→ **Problem statement**: Reproduce all entries verbatim, with nothing added or dropped.

→ **Exercise input**:
•••

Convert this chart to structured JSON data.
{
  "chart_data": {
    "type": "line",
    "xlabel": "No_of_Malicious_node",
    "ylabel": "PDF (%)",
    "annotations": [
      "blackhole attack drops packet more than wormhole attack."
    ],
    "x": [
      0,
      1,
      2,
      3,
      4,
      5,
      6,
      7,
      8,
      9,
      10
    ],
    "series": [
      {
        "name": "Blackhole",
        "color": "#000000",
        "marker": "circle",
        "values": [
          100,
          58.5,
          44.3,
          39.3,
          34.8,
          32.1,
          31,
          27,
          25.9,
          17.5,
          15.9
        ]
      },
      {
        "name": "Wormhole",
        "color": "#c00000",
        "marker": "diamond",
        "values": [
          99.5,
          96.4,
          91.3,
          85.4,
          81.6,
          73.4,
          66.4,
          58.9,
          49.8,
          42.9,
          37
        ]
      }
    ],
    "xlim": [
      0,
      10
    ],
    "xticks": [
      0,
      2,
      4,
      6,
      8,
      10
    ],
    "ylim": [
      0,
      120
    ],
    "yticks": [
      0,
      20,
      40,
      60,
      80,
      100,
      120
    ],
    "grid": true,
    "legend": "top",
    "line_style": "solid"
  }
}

•••

→ **Task response**:
Convert this chart to structured JSON data.
{
  "chart_data": {
    "type": "line",
    "xlabel": "No_of_Malicious_node",
    "ylabel": "PDF (%)",
    "annotations": [
      "blackhole attack drops packet more than wormhole attack."
    ],
    "x": [
      0,
      1,
      2,
      3,
      4,
      5,
      6,
      7,
      8,
      9,
      10
    ],
    "series": [
      {
        "name": "Blackhole",
        "color": "#000000",
        "marker": "circle",
        "values": [
          100,
          58.5,
          44.3,
          39.3,
          34.8,
          32.1,
          31,
          27,
          25.9,
          17.5,
          15.9
        ]
      },
      {
        "name": "Wormhole",
        "color": "#c00000",
        "marker": "diamond",
        "values": [
          99.5,
          96.4,
          91.3,
          85.4,
          81.6,
          73.4,
          66.4,
          58.9,
          49.8,
          42.9,
          37
        ]
      }
    ],
    "xlim": [
      0,
      10
    ],
    "xticks": [
      0,
      2,
      4,
      6,
      8,
      10
    ],
    "ylim": [
      0,
      120
    ],
    "yticks": [
      0,
      20,
      40,
      60,
      80,
      100,
      120
    ],
    "grid": true,
    "legend": "top",
    "line_style": "solid"
  }
}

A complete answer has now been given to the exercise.